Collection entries
════

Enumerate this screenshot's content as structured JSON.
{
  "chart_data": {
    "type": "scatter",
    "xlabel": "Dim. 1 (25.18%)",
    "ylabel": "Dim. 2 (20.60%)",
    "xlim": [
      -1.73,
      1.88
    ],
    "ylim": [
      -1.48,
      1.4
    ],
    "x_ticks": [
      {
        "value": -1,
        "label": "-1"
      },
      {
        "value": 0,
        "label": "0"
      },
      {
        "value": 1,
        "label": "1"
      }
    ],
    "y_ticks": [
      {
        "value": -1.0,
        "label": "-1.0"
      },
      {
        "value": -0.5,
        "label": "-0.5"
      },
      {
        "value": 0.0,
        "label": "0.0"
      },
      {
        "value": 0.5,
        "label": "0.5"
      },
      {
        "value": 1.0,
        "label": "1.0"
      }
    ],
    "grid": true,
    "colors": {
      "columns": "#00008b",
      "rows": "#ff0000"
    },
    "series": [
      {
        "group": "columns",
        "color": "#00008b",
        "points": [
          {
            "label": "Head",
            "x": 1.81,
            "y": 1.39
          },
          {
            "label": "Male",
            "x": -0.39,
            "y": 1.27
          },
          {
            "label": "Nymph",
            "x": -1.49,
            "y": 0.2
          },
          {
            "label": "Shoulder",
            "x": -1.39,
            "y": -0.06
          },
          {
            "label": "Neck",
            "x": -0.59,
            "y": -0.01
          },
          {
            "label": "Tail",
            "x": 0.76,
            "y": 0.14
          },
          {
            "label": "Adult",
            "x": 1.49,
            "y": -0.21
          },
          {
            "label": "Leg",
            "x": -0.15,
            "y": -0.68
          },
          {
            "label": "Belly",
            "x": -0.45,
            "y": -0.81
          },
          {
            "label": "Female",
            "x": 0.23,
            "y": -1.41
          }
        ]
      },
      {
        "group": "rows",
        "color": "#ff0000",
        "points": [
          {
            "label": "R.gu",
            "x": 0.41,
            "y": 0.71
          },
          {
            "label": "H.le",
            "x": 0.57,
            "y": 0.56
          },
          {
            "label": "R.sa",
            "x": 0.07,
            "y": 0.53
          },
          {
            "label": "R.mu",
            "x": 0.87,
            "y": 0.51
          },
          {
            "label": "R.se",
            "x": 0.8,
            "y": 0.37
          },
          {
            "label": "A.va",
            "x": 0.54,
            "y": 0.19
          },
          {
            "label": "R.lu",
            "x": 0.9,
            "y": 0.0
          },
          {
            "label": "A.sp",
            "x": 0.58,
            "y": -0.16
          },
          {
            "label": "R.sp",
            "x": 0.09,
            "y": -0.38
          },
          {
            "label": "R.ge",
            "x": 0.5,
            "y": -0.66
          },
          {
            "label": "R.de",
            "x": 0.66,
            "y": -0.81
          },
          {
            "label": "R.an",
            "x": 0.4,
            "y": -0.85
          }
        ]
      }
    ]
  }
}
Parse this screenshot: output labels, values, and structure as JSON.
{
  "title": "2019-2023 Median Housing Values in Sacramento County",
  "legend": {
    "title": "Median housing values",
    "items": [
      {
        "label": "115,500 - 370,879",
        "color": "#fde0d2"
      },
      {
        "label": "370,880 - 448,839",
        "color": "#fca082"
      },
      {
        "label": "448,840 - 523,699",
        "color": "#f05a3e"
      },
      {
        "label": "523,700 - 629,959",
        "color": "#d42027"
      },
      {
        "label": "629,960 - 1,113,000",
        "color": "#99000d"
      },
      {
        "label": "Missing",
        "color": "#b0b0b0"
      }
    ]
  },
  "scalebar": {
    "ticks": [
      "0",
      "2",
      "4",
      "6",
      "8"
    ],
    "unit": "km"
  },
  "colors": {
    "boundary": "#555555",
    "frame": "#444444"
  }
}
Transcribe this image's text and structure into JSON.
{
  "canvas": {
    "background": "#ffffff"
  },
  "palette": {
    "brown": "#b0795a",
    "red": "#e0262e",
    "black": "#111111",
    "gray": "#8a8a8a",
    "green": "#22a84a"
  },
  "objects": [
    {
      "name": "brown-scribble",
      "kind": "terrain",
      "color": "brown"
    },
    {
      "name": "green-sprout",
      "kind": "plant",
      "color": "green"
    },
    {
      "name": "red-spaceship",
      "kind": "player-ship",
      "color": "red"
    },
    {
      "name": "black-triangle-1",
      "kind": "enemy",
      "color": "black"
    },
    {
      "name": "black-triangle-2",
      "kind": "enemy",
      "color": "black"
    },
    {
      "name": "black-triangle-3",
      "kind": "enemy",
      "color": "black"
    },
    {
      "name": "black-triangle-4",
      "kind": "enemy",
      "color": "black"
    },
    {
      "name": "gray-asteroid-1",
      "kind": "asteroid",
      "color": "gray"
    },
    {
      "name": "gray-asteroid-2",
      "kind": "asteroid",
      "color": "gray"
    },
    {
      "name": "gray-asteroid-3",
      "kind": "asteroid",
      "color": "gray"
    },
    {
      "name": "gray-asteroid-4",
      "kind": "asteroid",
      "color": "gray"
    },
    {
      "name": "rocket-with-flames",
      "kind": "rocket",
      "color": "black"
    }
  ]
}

════

__Given instruction__. Extract all of the data above and output it character for character.

__Exercise response__.
Enumerate this screenshot's content as structured JSON.
{
  "chart_data": {
    "type": "scatter",
    "xlabel": "Dim. 1 (25.18%)",
    "ylabel": "Dim. 2 (20.60%)",
    "xlim": [
      -1.73,
      1.88
    ],
    "ylim": [
      -1.48,
      1.4
    ],
    "x_ticks": [
      {
        "value": -1,
        "label": "-1"
      },
      {
        "value": 0,
        "label": "0"
      },
      {
        "value": 1,
        "label": "1"
      }
    ],
    "y_ticks": [
      {
        "value": -1.0,
        "label": "-1.0"
      },
      {
        "value": -0.5,
        "label": "-0.5"
      },
      {
        "value": 0.0,
        "label": "0.0"
      },
      {
        "value": 0.5,
        "label": "0.5"
      },
      {
        "value": 1.0,
        "label": "1.0"
      }
    ],
    "grid": true,
    "colors": {
      "columns": "#00008b",
      "rows": "#ff0000"
    },
    "series": [
      {
        "group": "columns",
        "color": "#00008b",
        "points": [
          {
            "label": "Head",
            "x": 1.81,
            "y": 1.39
          },
          {
            "label": "Male",
            "x": -0.39,
            "y": 1.27
          },
          {
            "label": "Nymph",
            "x": -1.49,
            "y": 0.2
          },
          {
            "label": "Shoulder",
            "x": -1.39,
            "y": -0.06
          },
          {
            "label": "Neck",
            "x": -0.59,
            "y": -0.01
          },
          {
            "label": "Tail",
            "x": 0.76,
            "y": 0.14
          },
          {
            "label": "Adult",
            "x": 1.49,
            "y": -0.21
          },
          {
            "label": "Leg",
            "x": -0.15,
            "y": -0.68
          },
          {
            "label": "Belly",
            "x": -0.45,
            "y": -0.81
          },
          {
            "label": "Female",
            "x": 0.23,
            "y": -1.41
          }
        ]
      },
      {
        "group": "rows",
        "color": "#ff0000",
        "points": [
          {
            "label": "R.gu",
            "x": 0.41,
            "y": 0.71
          },
          {
            "label": "H.le",
            "x": 0.57,
            "y": 0.56
          },
          {
            "label": "R.sa",
            "x": 0.07,
            "y": 0.53
          },
          {
            "label": "R.mu",
            "x": 0.87,
            "y": 0.51
          },
          {
            "label": "R.se",
            "x": 0.8,
            "y": 0.37
          },
          {
            "label": "A.va",
            "x": 0.54,
            "y": 0.19
          },
          {
            "label": "R.lu",
            "x": 0.9,
            "y": 0.0
          },
          {
            "label": "A.sp",
            "x": 0.58,
            "y": -0.16
          },
          {
            "label": "R.sp",
            "x": 0.09,
            "y": -0.38
          },
          {
            "label": "R.ge",
            "x": 0.5,
            "y": -0.66
          },
          {
            "label": "R.de",
            "x": 0.66,
            "y": -0.81
          },
          {
            "label": "R.an",
            "x": 0.4,
            "y": -0.85
          }
        ]
      }
    ]
  }
}
Parse this screenshot: output labels, values, and structure as JSON.
{
  "title": "2019-2023 Median Housing Values in Sacramento County",
  "legend": {
    "title": "Median housing values",
    "items": [
      {
        "label": "115,500 - 370,879",
        "color": "#fde0d2"
      },
      {
        "label": "370,880 - 448,839",
        "color": "#fca082"
      },
      {
        "label": "448,840 - 523,699",
        "color": "#f05a3e"
      },
      {
        "label": "523,700 - 629,959",
        "color": "#d42027"
      },
      {
        "label": "629,960 - 1,113,000",
        "color": "#99000d"
      },
      {
        "label": "Missing",
        "color": "#b0b0b0"
      }
    ]
  },
  "scalebar": {
    "ticks": [
      "0",
      "2",
      "4",
      "6",
      "8"
    ],
    "unit": "km"
  },
  "colors": {
    "boundary": "#555555",
    "frame": "#444444"
  }
}
Transcribe this image's text and structure into JSON.
{
  "canvas": {
    "background": "#ffffff"
  },
  "palette": {
    "brown": "#b0795a",
    "red": "#e0262e",
    "black": "#111111",
    "gray": "#8a8a8a",
    "green": "#22a84a"
  },
  "objects": [
    {
      "name": "brown-scribble",
      "kind": "terrain",
      "color": "brown"
    },
    {
      "name": "green-sprout",
      "kind": "plant",
      "color": "green"
    },
    {
      "name": "red-spaceship",
      "kind": "player-ship",
      "color": "red"
    },
    {
      "name": "black-triangle-1",
      "kind": "enemy",
      "color": "black"
    },
    {
      "name": "black-triangle-2",
      "kind": "enemy",
      "color": "black"
    },
    {
      "name": "black-triangle-3",
      "kind": "enemy",
      "color": "black"
    },
    {
      "name": "black-triangle-4",
      "kind": "enemy",
      "color": "black"
    },
    {
      "name": "gray-asteroid-1",
      "kind": "asteroid",
      "color": "gray"
    },
    {
      "name": "gray-asteroid-2",
      "kind": "asteroid",
      "color": "gray"
    },
    {
      "name": "gray-asteroid-3",
      "kind": "asteroid",
      "color": "gray"
    },
    {
      "name": "gray-asteroid-4",
      "kind": "asteroid",
      "color": "gray"
    },
    {
      "name": "rocket-with-flames",
      "kind": "rocket",
      "color": "black"
    }
  ]
}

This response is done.